[Problem to solve]: Pictures in the records should not be copied, but every other part must be repeated exactly.

[Record set]:
++++++++
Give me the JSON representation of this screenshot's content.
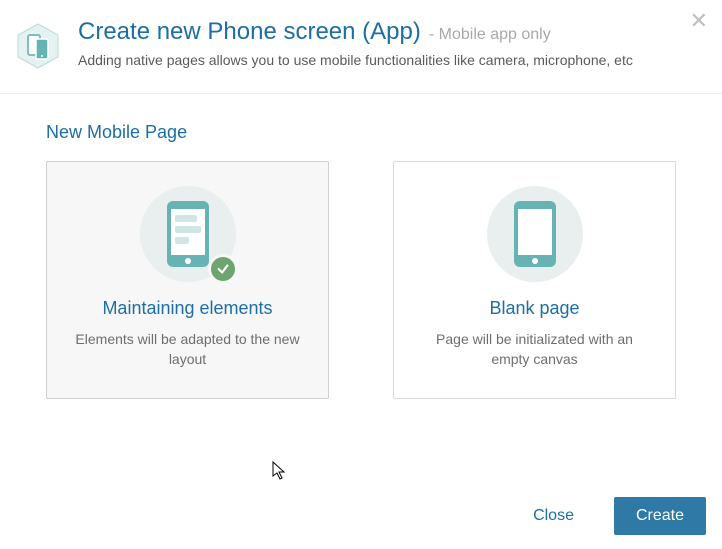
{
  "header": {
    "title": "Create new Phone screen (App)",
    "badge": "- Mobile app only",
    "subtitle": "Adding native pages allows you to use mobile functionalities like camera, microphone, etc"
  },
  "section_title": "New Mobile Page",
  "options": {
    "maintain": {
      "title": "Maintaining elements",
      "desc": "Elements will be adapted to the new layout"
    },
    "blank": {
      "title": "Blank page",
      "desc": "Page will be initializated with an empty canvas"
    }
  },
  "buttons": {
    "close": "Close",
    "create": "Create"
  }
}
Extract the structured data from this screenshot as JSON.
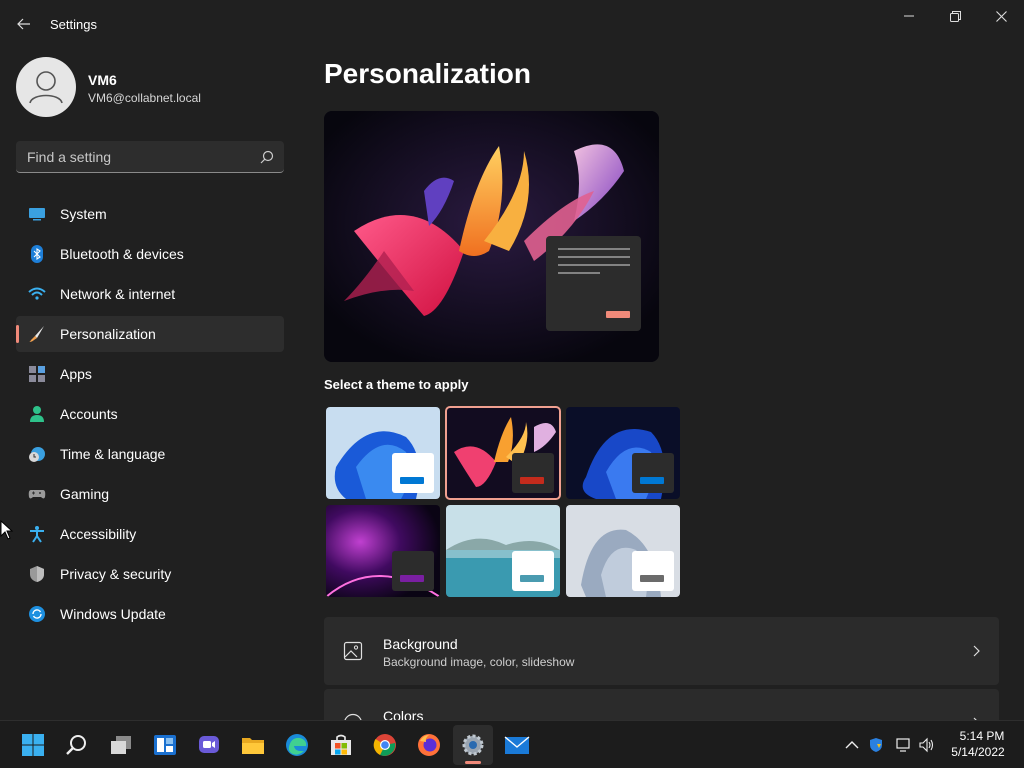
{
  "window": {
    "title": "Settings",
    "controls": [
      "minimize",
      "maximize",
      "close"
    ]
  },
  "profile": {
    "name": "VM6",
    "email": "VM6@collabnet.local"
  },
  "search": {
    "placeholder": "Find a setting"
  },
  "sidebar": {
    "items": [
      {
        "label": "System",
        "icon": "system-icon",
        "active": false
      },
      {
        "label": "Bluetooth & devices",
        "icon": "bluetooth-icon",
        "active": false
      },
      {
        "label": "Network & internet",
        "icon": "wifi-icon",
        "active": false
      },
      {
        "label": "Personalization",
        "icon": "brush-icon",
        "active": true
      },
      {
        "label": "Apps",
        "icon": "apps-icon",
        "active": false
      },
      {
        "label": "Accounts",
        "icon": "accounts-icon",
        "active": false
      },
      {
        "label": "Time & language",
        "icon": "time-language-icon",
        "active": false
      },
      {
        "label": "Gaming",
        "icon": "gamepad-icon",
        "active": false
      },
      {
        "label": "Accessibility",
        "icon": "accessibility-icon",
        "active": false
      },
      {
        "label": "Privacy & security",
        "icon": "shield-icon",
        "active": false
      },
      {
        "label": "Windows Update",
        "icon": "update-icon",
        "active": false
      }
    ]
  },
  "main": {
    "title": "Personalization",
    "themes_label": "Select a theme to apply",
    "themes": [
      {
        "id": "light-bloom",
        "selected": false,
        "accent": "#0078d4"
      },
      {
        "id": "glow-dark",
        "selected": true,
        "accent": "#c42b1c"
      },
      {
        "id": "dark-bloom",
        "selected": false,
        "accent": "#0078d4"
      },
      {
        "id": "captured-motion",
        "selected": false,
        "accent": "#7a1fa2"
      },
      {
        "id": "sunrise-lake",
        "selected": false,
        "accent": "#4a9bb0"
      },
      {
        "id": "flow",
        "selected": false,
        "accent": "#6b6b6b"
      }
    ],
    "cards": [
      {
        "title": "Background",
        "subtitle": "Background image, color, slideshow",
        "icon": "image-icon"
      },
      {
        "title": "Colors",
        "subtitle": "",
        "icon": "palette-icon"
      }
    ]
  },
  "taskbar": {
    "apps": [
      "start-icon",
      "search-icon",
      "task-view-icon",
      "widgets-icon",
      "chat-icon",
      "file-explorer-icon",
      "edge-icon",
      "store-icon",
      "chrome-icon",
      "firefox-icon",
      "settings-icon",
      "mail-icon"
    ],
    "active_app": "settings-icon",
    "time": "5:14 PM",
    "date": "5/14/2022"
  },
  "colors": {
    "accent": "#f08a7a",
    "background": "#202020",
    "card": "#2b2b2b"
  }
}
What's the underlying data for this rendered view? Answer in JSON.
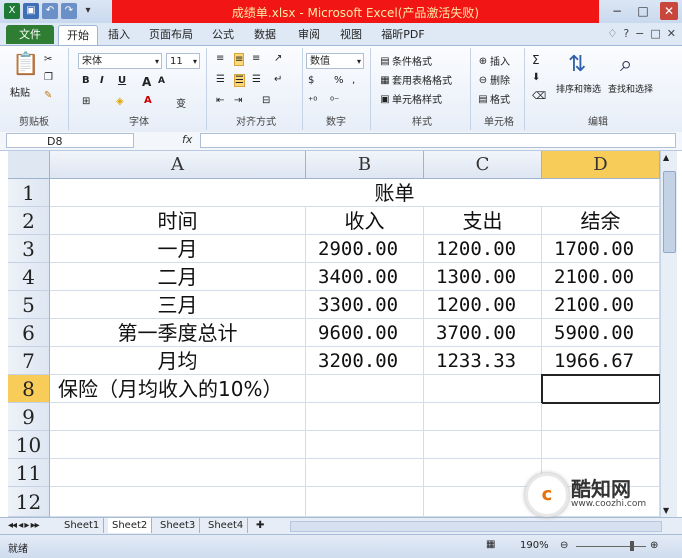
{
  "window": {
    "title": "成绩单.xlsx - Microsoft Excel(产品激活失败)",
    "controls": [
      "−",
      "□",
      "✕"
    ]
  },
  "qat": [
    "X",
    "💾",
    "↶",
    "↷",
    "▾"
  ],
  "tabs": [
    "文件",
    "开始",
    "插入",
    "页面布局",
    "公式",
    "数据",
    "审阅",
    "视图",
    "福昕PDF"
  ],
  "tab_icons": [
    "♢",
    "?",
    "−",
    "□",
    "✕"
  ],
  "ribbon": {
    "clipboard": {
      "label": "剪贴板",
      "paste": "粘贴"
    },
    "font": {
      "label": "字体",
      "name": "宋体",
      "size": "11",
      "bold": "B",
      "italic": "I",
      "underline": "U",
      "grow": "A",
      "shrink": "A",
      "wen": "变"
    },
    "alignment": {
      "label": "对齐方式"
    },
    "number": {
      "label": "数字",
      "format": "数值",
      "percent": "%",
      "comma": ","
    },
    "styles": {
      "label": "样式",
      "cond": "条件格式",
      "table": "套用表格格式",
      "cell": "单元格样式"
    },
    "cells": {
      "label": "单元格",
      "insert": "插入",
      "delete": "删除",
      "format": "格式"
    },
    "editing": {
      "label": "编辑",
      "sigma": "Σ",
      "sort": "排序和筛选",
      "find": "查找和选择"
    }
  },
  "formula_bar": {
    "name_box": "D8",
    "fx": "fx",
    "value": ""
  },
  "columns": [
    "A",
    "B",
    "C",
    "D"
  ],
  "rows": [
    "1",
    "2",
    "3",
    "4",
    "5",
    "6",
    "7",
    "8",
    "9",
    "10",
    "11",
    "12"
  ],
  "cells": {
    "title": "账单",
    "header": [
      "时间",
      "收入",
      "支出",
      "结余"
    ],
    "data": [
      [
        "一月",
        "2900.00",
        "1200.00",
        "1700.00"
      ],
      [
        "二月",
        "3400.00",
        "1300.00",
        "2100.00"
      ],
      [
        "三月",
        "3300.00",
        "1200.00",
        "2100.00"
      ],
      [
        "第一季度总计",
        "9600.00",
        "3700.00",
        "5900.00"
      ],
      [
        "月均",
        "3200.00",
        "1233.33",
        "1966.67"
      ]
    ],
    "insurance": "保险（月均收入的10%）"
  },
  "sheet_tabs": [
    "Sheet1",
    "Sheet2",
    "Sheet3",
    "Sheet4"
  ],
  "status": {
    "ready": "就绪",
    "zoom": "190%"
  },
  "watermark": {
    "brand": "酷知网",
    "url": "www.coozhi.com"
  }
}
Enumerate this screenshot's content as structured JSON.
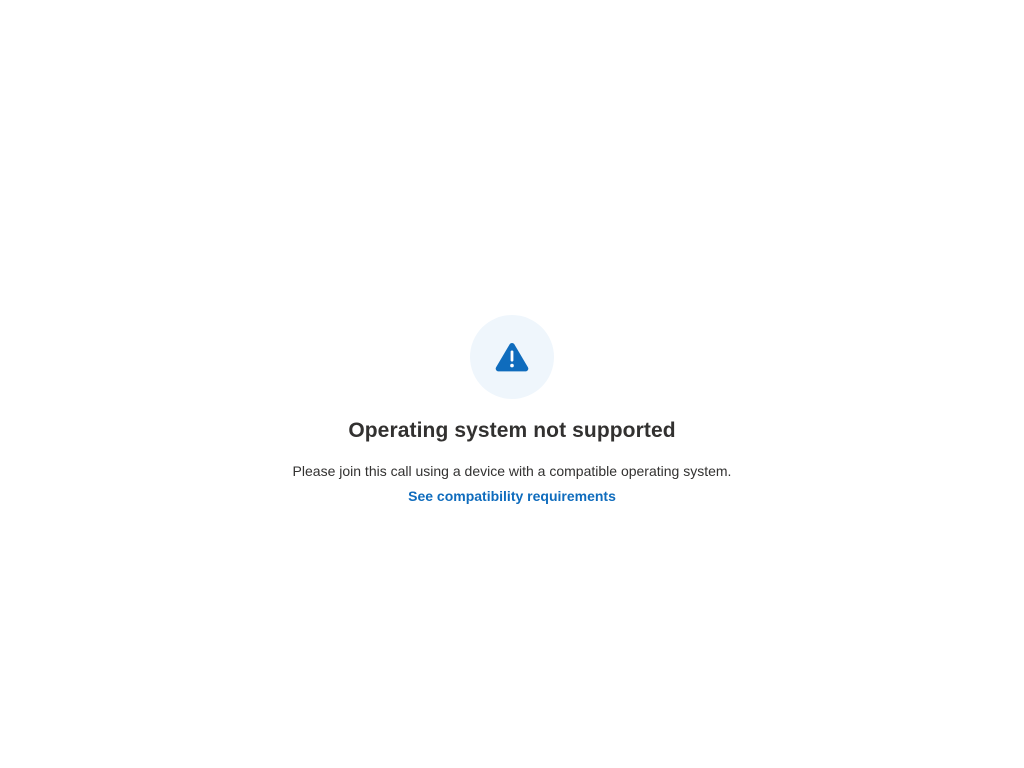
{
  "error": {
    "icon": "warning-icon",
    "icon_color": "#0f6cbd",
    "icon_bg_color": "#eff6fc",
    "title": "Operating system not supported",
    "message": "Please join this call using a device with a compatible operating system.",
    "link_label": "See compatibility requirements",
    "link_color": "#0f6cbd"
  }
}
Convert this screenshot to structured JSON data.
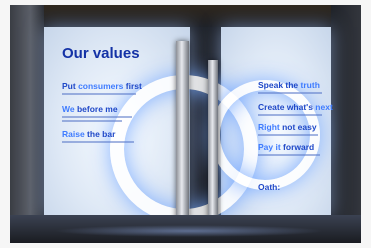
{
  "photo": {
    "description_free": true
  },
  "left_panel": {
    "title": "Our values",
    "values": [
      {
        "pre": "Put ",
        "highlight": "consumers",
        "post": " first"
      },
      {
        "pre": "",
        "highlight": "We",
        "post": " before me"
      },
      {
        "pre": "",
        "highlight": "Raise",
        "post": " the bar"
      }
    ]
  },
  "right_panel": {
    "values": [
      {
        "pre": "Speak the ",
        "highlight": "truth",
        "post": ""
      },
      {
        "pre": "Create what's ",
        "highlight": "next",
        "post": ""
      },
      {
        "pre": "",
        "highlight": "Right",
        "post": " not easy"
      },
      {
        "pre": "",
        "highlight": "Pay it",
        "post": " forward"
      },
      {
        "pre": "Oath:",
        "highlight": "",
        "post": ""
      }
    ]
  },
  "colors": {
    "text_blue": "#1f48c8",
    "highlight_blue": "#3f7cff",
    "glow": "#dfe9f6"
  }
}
++++++++
[Reply to the exercise]:
Give me the JSON representation of this screenshot's content.
{
  "header": {
    "title": "Create new Phone screen (App)",
    "badge": "- Mobile app only",
    "subtitle": "Adding native pages allows you to use mobile functionalities like camera, microphone, etc"
  },
  "section_title": "New Mobile Page",
  "options": {
    "maintain": {
      "title": "Maintaining elements",
      "desc": "Elements will be adapted to the new layout"
    },
    "blank": {
      "title": "Blank page",
      "desc": "Page will be initializated with an empty canvas"
    }
  },
  "buttons": {
    "close": "Close",
    "create": "Create"
  }
}
Extract the structured data from this screenshot as JSON.
{
  "window": {
    "title": "Settings",
    "controls": [
      "minimize",
      "maximize",
      "close"
    ]
  },
  "profile": {
    "name": "VM6",
    "email": "VM6@collabnet.local"
  },
  "search": {
    "placeholder": "Find a setting"
  },
  "sidebar": {
    "items": [
      {
        "label": "System",
        "icon": "system-icon",
        "active": false
      },
      {
        "label": "Bluetooth & devices",
        "icon": "bluetooth-icon",
        "active": false
      },
      {
        "label": "Network & internet",
        "icon": "wifi-icon",
        "active": false
      },
      {
        "label": "Personalization",
        "icon": "brush-icon",
        "active": true
      },
      {
        "label": "Apps",
        "icon": "apps-icon",
        "active": false
      },
      {
        "label": "Accounts",
        "icon": "accounts-icon",
        "active": false
      },
      {
        "label": "Time & language",
        "icon": "time-language-icon",
        "active": false
      },
      {
        "label": "Gaming",
        "icon": "gamepad-icon",
        "active": false
      },
      {
        "label": "Accessibility",
        "icon": "accessibility-icon",
        "active": false
      },
      {
        "label": "Privacy & security",
        "icon": "shield-icon",
        "active": false
      },
      {
        "label": "Windows Update",
        "icon": "update-icon",
        "active": false
      }
    ]
  },
  "main": {
    "title": "Personalization",
    "themes_label": "Select a theme to apply",
    "themes": [
      {
        "id": "light-bloom",
        "selected": false,
        "accent": "#0078d4"
      },
      {
        "id": "glow-dark",
        "selected": true,
        "accent": "#c42b1c"
      },
      {
        "id": "dark-bloom",
        "selected": false,
        "accent": "#0078d4"
      },
      {
        "id": "captured-motion",
        "selected": false,
        "accent": "#7a1fa2"
      },
      {
        "id": "sunrise-lake",
        "selected": false,
        "accent": "#4a9bb0"
      },
      {
        "id": "flow",
        "selected": false,
        "accent": "#6b6b6b"
      }
    ],
    "cards": [
      {
        "title": "Background",
        "subtitle": "Background image, color, slideshow",
        "icon": "image-icon"
      },
      {
        "title": "Colors",
        "subtitle": "",
        "icon": "palette-icon"
      }
    ]
  },
  "taskbar": {
    "apps": [
      "start-icon",
      "search-icon",
      "task-view-icon",
      "widgets-icon",
      "chat-icon",
      "file-explorer-icon",
      "edge-icon",
      "store-icon",
      "chrome-icon",
      "firefox-icon",
      "settings-icon",
      "mail-icon"
    ],
    "active_app": "settings-icon",
    "time": "5:14 PM",
    "date": "5/14/2022"
  },
  "colors": {
    "accent": "#f08a7a",
    "background": "#202020",
    "card": "#2b2b2b"
  }
}
What's the underlying data for this rendered view? Answer in JSON.
{
  "window": {
    "title": "成绩单.xlsx - Microsoft Excel(产品激活失败)",
    "controls": [
      "−",
      "□",
      "✕"
    ]
  },
  "qat": [
    "X",
    "💾",
    "↶",
    "↷",
    "▾"
  ],
  "tabs": [
    "文件",
    "开始",
    "插入",
    "页面布局",
    "公式",
    "数据",
    "审阅",
    "视图",
    "福昕PDF"
  ],
  "tab_icons": [
    "♢",
    "?",
    "−",
    "□",
    "✕"
  ],
  "ribbon": {
    "clipboard": {
      "label": "剪贴板",
      "paste": "粘贴"
    },
    "font": {
      "label": "字体",
      "name": "宋体",
      "size": "11",
      "bold": "B",
      "italic": "I",
      "underline": "U",
      "grow": "A",
      "shrink": "A",
      "wen": "变"
    },
    "alignment": {
      "label": "对齐方式"
    },
    "number": {
      "label": "数字",
      "format": "数值",
      "percent": "%",
      "comma": ","
    },
    "styles": {
      "label": "样式",
      "cond": "条件格式",
      "table": "套用表格格式",
      "cell": "单元格样式"
    },
    "cells": {
      "label": "单元格",
      "insert": "插入",
      "delete": "删除",
      "format": "格式"
    },
    "editing": {
      "label": "编辑",
      "sigma": "Σ",
      "sort": "排序和筛选",
      "find": "查找和选择"
    }
  },
  "formula_bar": {
    "name_box": "D8",
    "fx": "fx",
    "value": ""
  },
  "columns": [
    "A",
    "B",
    "C",
    "D"
  ],
  "rows": [
    "1",
    "2",
    "3",
    "4",
    "5",
    "6",
    "7",
    "8",
    "9",
    "10",
    "11",
    "12"
  ],
  "cells": {
    "title": "账单",
    "header": [
      "时间",
      "收入",
      "支出",
      "结余"
    ],
    "data": [
      [
        "一月",
        "2900.00",
        "1200.00",
        "1700.00"
      ],
      [
        "二月",
        "3400.00",
        "1300.00",
        "2100.00"
      ],
      [
        "三月",
        "3300.00",
        "1200.00",
        "2100.00"
      ],
      [
        "第一季度总计",
        "9600.00",
        "3700.00",
        "5900.00"
      ],
      [
        "月均",
        "3200.00",
        "1233.33",
        "1966.67"
      ]
    ],
    "insurance": "保险（月均收入的10%）"
  },
  "sheet_tabs": [
    "Sheet1",
    "Sheet2",
    "Sheet3",
    "Sheet4"
  ],
  "status": {
    "ready": "就绪",
    "zoom": "190%"
  },
  "watermark": {
    "brand": "酷知网",
    "url": "www.coozhi.com"
  }
}
Enumerate this screenshot's content as structured JSON.
{
  "error": {
    "icon": "warning-icon",
    "icon_color": "#0f6cbd",
    "icon_bg_color": "#eff6fc",
    "title": "Operating system not supported",
    "message": "Please join this call using a device with a compatible operating system.",
    "link_label": "See compatibility requirements",
    "link_color": "#0f6cbd"
  }
}
Convert this screenshot to structured JSON data.
{
  "photo": {
    "description_free": true
  },
  "left_panel": {
    "title": "Our values",
    "values": [
      {
        "pre": "Put ",
        "highlight": "consumers",
        "post": " first"
      },
      {
        "pre": "",
        "highlight": "We",
        "post": " before me"
      },
      {
        "pre": "",
        "highlight": "Raise",
        "post": " the bar"
      }
    ]
  },
  "right_panel": {
    "values": [
      {
        "pre": "Speak the ",
        "highlight": "truth",
        "post": ""
      },
      {
        "pre": "Create what's ",
        "highlight": "next",
        "post": ""
      },
      {
        "pre": "",
        "highlight": "Right",
        "post": " not easy"
      },
      {
        "pre": "",
        "highlight": "Pay it",
        "post": " forward"
      },
      {
        "pre": "Oath:",
        "highlight": "",
        "post": ""
      }
    ]
  },
  "colors": {
    "text_blue": "#1f48c8",
    "highlight_blue": "#3f7cff",
    "glow": "#dfe9f6"
  }
}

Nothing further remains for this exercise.